◆ What to work on:
Copy out every line in the entries below that includes "هموش".

══════════

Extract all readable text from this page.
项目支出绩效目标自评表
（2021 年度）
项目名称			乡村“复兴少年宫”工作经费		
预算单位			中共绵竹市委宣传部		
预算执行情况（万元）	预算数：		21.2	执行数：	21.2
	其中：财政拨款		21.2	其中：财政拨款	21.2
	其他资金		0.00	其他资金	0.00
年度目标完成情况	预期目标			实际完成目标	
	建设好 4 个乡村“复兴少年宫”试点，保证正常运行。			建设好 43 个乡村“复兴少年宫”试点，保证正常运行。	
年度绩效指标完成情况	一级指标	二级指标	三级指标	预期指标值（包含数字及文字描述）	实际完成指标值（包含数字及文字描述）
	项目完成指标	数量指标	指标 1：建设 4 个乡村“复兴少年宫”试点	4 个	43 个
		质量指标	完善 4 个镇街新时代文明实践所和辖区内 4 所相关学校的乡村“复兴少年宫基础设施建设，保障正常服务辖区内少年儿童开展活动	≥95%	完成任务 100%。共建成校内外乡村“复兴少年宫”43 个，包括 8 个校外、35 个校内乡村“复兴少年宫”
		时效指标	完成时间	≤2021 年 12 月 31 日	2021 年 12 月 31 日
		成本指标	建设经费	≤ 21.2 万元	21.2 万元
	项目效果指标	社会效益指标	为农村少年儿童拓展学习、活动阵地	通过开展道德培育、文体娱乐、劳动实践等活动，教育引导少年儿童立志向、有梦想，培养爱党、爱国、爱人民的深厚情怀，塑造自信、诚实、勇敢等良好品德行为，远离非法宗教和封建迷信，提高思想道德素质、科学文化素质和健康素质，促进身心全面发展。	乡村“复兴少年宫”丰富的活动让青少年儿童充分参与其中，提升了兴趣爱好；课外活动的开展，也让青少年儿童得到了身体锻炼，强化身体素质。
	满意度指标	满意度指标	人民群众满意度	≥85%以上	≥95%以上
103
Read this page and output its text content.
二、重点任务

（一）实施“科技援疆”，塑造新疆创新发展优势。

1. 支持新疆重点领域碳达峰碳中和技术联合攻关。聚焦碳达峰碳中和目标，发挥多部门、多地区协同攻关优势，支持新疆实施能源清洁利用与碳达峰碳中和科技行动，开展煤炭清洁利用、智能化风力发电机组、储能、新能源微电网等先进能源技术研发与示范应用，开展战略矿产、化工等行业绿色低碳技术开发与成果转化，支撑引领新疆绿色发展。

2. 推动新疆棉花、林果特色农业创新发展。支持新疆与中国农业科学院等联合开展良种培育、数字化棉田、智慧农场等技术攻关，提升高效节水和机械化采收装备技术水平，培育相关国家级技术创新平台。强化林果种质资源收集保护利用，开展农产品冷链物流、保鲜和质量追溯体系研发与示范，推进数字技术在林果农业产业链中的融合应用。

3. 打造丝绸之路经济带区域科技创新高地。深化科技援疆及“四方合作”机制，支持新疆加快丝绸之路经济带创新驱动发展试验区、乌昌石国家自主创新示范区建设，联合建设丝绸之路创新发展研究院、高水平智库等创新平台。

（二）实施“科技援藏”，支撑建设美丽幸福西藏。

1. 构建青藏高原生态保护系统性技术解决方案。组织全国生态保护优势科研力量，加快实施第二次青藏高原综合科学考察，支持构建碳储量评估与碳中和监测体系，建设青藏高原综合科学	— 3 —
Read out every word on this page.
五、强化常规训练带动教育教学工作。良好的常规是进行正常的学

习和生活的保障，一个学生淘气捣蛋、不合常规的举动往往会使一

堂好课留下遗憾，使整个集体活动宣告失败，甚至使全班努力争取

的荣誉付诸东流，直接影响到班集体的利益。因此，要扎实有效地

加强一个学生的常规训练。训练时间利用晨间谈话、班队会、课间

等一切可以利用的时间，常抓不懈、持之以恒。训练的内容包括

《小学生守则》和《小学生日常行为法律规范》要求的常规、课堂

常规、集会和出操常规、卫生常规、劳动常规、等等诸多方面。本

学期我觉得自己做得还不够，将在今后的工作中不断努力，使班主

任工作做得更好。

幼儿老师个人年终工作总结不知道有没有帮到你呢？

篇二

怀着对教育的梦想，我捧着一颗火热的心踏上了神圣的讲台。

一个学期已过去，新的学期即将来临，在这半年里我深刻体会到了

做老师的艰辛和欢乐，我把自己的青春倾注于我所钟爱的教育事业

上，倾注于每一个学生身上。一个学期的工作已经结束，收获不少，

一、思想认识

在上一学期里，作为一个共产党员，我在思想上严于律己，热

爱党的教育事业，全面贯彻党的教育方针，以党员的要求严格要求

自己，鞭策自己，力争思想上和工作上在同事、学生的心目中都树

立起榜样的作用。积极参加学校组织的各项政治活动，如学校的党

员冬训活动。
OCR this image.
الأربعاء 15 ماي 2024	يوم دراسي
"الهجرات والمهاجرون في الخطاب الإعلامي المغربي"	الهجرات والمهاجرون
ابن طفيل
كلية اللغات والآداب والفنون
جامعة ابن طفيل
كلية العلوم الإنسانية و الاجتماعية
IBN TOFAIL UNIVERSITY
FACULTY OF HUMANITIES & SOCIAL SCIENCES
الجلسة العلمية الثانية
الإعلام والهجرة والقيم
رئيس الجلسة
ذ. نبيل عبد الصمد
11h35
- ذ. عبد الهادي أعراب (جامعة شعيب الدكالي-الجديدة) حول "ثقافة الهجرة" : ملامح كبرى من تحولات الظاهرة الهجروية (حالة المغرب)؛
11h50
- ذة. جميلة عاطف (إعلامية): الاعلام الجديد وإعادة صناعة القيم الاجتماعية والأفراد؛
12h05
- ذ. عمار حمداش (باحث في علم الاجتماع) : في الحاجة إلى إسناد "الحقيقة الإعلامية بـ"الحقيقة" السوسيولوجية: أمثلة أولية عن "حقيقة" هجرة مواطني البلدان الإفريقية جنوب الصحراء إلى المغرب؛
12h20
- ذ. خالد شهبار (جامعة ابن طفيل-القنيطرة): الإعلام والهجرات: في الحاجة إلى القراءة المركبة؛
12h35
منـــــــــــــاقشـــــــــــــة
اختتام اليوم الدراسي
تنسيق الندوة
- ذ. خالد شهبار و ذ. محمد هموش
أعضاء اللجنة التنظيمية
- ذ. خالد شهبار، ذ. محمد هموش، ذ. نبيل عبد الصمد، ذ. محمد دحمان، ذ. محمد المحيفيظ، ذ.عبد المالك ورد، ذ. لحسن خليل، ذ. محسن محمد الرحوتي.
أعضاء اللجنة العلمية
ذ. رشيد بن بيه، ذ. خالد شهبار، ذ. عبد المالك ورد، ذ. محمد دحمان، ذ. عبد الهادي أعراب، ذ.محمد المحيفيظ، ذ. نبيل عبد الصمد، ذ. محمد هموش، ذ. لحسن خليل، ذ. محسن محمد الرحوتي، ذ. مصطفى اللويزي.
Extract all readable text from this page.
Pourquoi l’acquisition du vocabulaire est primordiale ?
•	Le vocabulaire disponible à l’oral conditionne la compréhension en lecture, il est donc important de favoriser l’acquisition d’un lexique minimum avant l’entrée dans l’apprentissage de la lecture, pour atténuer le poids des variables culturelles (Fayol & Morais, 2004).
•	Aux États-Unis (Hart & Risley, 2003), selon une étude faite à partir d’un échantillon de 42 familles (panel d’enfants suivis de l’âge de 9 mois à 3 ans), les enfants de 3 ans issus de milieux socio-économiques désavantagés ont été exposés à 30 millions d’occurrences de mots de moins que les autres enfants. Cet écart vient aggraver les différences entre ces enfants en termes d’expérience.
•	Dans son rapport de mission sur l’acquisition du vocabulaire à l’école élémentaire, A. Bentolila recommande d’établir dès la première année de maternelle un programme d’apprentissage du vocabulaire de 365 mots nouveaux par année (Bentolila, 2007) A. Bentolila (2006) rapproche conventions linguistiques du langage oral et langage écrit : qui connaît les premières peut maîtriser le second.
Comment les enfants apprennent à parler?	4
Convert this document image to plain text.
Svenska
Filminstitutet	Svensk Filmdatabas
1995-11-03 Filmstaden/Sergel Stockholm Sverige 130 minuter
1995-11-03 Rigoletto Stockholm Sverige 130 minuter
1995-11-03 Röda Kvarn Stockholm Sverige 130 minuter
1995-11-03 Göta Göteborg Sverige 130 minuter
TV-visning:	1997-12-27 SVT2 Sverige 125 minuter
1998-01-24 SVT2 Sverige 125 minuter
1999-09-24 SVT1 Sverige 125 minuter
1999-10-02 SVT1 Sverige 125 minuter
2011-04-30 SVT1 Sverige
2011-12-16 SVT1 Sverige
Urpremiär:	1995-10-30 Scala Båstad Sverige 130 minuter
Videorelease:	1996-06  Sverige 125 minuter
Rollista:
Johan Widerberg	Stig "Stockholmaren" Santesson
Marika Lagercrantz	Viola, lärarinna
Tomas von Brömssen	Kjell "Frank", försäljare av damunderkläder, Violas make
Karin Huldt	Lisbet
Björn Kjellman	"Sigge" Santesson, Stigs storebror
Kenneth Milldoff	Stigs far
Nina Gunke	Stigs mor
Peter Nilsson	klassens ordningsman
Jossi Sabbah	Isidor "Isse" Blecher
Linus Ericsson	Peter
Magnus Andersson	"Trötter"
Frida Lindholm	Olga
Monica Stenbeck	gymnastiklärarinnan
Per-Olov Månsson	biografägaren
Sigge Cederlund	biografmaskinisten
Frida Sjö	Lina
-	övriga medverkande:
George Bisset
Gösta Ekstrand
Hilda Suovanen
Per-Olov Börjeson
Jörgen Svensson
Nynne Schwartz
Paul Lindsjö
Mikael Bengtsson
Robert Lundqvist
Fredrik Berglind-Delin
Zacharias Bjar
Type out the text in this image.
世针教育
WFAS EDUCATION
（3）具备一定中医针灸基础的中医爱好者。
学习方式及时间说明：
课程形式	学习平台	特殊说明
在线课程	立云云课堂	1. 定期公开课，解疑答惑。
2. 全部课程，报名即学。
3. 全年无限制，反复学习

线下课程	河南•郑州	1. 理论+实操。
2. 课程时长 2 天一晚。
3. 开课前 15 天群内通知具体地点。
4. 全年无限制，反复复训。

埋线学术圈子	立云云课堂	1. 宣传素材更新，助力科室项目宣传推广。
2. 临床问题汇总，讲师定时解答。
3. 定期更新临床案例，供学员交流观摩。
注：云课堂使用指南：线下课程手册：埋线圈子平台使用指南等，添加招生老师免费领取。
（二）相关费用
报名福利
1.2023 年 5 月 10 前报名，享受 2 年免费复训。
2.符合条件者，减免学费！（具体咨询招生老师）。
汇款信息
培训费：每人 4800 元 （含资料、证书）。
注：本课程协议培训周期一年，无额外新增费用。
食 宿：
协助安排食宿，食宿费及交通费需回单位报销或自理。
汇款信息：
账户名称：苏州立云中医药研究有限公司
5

══════════

◆ Worked answer:
- ذ. خالد شهبار و ذ. محمد هموش
- ذ. خالد شهبار، ذ. محمد هموش، ذ. نبيل عبد الصمد، ذ. محمد دحمان، ذ. محمد المحيفيظ، ذ.عبد المالك ورد، ذ. لحسن خليل، ذ. محسن محمد الرحوتي.
ذ. رشيد بن بيه، ذ. خالد شهبار، ذ. عبد المالك ورد، ذ. محمد دحمان، ذ. عبد الهادي أعراب، ذ.محمد المحيفيظ، ذ. نبيل عبد الصمد، ذ. محمد هموش، ذ. لحسن خليل، ذ. محسن محمد الرحوتي، ذ. مصطفى اللويزي.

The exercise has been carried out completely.